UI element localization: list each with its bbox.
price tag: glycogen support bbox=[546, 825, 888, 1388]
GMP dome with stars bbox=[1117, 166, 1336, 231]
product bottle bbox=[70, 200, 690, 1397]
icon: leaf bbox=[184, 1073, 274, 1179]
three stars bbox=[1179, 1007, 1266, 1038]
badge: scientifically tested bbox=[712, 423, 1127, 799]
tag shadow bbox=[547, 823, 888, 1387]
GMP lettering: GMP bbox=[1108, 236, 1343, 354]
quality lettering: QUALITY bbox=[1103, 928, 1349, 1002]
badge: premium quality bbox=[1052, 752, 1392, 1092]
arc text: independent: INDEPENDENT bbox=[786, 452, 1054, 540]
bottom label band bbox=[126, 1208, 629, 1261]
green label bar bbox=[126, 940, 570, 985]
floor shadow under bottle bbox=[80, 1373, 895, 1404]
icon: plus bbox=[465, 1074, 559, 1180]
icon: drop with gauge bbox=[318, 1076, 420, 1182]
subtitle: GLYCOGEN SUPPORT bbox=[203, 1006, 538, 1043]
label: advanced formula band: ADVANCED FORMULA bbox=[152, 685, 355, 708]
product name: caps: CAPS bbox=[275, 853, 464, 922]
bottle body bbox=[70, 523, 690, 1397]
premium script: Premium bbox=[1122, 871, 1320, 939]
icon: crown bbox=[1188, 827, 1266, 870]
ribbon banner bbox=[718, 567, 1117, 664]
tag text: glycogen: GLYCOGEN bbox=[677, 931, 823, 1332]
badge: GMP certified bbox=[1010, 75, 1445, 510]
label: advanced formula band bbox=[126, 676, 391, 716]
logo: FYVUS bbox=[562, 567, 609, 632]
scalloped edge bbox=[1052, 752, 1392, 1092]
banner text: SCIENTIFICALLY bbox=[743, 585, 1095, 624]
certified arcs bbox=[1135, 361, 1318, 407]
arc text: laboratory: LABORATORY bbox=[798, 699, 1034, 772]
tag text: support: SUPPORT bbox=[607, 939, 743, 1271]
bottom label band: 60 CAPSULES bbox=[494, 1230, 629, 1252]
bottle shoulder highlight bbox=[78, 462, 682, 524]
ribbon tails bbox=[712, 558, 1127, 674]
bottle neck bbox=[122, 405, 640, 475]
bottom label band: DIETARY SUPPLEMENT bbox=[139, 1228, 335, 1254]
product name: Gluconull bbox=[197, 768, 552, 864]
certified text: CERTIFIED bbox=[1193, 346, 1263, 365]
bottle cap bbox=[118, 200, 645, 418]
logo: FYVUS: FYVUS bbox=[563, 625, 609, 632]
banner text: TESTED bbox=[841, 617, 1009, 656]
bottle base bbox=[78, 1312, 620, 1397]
================================
Set down every line of the listing above, unchanged.

UI element localization: list each with its bbox.
price tag: glycogen support bbox=[546, 825, 888, 1388]
GMP dome with stars bbox=[1117, 166, 1336, 231]
product bottle bbox=[70, 200, 690, 1397]
icon: leaf bbox=[184, 1073, 274, 1179]
three stars bbox=[1179, 1007, 1266, 1038]
badge: scientifically tested bbox=[712, 423, 1127, 799]
tag shadow bbox=[547, 823, 888, 1387]
GMP lettering: GMP bbox=[1108, 236, 1343, 354]
quality lettering: QUALITY bbox=[1103, 928, 1349, 1002]
badge: premium quality bbox=[1052, 752, 1392, 1092]
arc text: independent: INDEPENDENT bbox=[786, 452, 1054, 540]
bottom label band bbox=[126, 1208, 629, 1261]
green label bar bbox=[126, 940, 570, 985]
floor shadow under bottle bbox=[80, 1373, 895, 1404]
icon: plus bbox=[465, 1074, 559, 1180]
icon: drop with gauge bbox=[318, 1076, 420, 1182]
subtitle: GLYCOGEN SUPPORT bbox=[203, 1006, 538, 1043]
label: advanced formula band: ADVANCED FORMULA bbox=[152, 685, 355, 708]
product name: caps: CAPS bbox=[275, 853, 464, 922]
bottle body bbox=[70, 523, 690, 1397]
premium script: Premium bbox=[1122, 871, 1320, 939]
icon: crown bbox=[1188, 827, 1266, 870]
ribbon banner bbox=[718, 567, 1117, 664]
tag text: glycogen: GLYCOGEN bbox=[677, 931, 823, 1332]
badge: GMP certified bbox=[1010, 75, 1445, 510]
label: advanced formula band bbox=[126, 676, 391, 716]
logo: FYVUS bbox=[562, 567, 609, 632]
scalloped edge bbox=[1052, 752, 1392, 1092]
banner text: SCIENTIFICALLY bbox=[743, 585, 1095, 624]
certified arcs bbox=[1135, 361, 1318, 407]
arc text: laboratory: LABORATORY bbox=[798, 699, 1034, 772]
tag text: support: SUPPORT bbox=[607, 939, 743, 1271]
bottom label band: 60 CAPSULES bbox=[494, 1230, 629, 1252]
bottle shoulder highlight bbox=[78, 462, 682, 524]
ribbon tails bbox=[712, 558, 1127, 674]
bottle neck bbox=[122, 405, 640, 475]
bottom label band: DIETARY SUPPLEMENT bbox=[139, 1228, 335, 1254]
product name: Gluconull bbox=[197, 768, 552, 864]
certified text: CERTIFIED bbox=[1193, 346, 1263, 365]
bottle cap bbox=[118, 200, 645, 418]
logo: FYVUS: FYVUS bbox=[563, 625, 609, 632]
banner text: TESTED bbox=[841, 617, 1009, 656]
bottle base bbox=[78, 1312, 620, 1397]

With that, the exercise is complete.